(SOURCE PASSAGE):

Wind shear over 98L is expected to remain in the moderate range, 10 - 15 knots, through Tuesday evening, according to the SHIPS model. This may allow the storm to organize into a tropical depression, assuming it can fight off the dry air that surrounds it. Tuesday through Thursday, the SHIPS model predicts shear will increase to the high range, 20 - 25 knots, so it is unlikely 98L will become anything stronger than a weak tropical storm over the coming 5-day period. The models predict that a strong trough of low pressure will turn 98L to the northwest and then north beginning on Monday, with the result that 98L misses the Lesser Antilles Islands by at least 500 miles. NHC is giving 98L a medium (30 - 50%) chance of developing into a tropical depression by Tuesday. It does not appear that 98L will ever threaten any land areas. The GFDL and NOGAPS models develop 98L into a tropical storm; the other models do not.


Figure 1. Morning visible satellite image of Fred-ex (located at the tail end of a cold front draped over the Atlantic), and 98L.

Fred-ex
The remains of Hurricane Fred are still spinning away about 600 miles east of the Georgia-Florida border. Fred-ex's circulation has become ill-defined over the past day, and there has been no increase in heavy thunderstorm activity. High wind shear of 20 - 30 knots is affecting the storm, and there is also quite a bit of dry air interfering with development. The high wind shear and dry air will continue to affect Fred-ex over the next three days, as the storm moves west-northwest at 10 mph. Most of the models show the moisture from Fred-ex moving ashore between northern Florida and North Carolina Tuesday or Wednesday. None of the models develop Fred-ex, and I'm not expecting it to cause any flooding problems when it moves ashore.

(RAW DATA):
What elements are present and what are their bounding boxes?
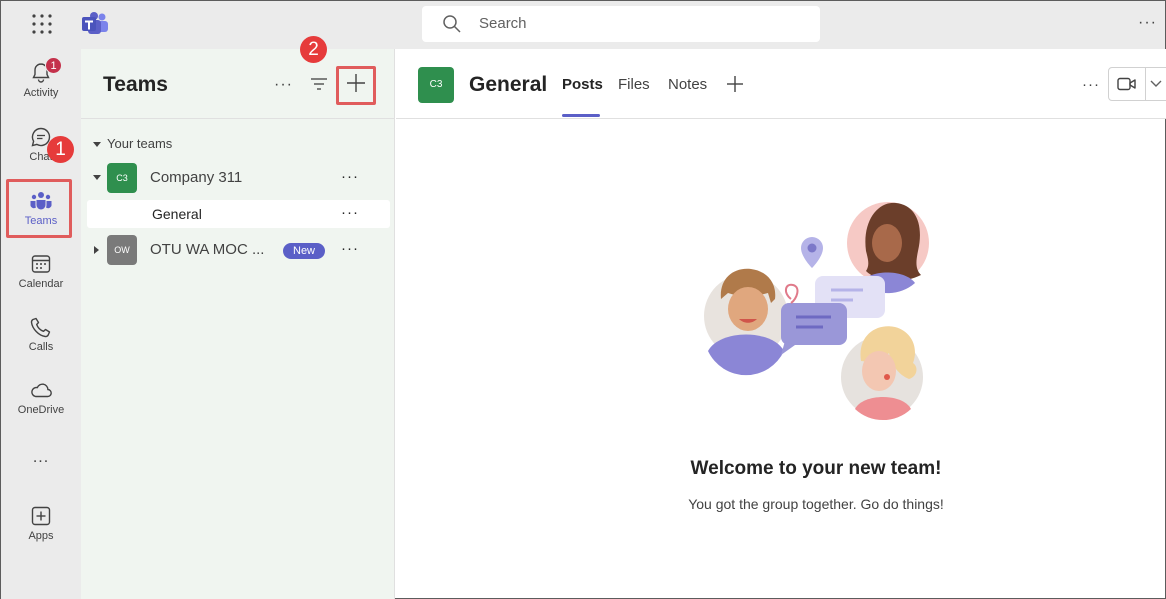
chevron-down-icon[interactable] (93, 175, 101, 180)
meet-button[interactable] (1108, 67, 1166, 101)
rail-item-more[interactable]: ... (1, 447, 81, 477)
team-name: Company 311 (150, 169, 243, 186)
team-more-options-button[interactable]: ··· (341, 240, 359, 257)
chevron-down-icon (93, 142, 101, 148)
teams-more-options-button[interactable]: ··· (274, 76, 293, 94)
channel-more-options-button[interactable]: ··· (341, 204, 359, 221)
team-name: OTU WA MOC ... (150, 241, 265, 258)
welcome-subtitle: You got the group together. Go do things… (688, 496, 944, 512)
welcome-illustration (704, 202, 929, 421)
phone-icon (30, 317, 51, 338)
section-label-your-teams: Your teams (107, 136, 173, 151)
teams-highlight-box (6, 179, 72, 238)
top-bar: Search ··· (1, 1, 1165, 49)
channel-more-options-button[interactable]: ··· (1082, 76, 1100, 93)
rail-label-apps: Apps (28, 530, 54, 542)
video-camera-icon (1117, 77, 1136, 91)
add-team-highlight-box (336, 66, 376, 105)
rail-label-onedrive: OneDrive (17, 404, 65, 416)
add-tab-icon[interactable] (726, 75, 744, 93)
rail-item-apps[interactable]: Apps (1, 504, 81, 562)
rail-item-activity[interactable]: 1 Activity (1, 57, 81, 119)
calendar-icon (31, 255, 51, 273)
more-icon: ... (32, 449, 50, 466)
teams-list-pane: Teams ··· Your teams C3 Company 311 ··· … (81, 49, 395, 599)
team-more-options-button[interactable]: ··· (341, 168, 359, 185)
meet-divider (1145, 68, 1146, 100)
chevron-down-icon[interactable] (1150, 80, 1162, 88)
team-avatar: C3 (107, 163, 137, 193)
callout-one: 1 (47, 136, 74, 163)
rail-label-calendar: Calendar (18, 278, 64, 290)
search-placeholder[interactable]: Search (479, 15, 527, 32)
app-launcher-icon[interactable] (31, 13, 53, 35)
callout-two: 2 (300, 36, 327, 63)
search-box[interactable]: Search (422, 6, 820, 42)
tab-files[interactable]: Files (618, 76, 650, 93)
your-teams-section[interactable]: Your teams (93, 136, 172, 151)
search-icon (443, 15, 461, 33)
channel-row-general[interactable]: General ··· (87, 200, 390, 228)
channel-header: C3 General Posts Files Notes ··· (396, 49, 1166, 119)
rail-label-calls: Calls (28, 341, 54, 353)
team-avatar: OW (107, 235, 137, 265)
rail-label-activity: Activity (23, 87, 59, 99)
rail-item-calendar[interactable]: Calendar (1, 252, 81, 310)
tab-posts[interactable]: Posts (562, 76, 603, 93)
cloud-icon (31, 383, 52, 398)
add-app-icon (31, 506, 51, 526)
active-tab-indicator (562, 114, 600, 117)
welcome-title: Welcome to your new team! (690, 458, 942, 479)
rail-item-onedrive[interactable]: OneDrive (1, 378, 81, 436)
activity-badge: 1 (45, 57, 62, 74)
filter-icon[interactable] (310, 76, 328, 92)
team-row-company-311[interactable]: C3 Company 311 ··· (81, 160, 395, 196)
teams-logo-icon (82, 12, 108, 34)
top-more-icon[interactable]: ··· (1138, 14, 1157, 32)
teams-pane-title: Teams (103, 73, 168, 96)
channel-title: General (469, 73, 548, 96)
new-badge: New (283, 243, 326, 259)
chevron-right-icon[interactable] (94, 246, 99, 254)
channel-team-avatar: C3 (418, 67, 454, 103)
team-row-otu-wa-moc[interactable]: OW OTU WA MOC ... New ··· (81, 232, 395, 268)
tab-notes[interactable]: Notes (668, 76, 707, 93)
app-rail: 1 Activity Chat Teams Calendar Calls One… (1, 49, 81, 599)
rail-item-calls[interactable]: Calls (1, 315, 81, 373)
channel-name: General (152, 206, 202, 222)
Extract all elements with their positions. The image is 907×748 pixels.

(TASKS AND EXERCISES):
a) In the weather passage, what chance does NHC give 98L of developing into a tropical depression by Tuesday?
b) Gather every line of the rows that contains the string "badge".
The weather passage and the rows have no connection to each other.

(RESULTS OF THE TASKS):
a) A medium chance, 30 - 50%.

b)
activity-badge: 1 (45, 57, 62, 74)
new-badge: New (283, 243, 326, 259)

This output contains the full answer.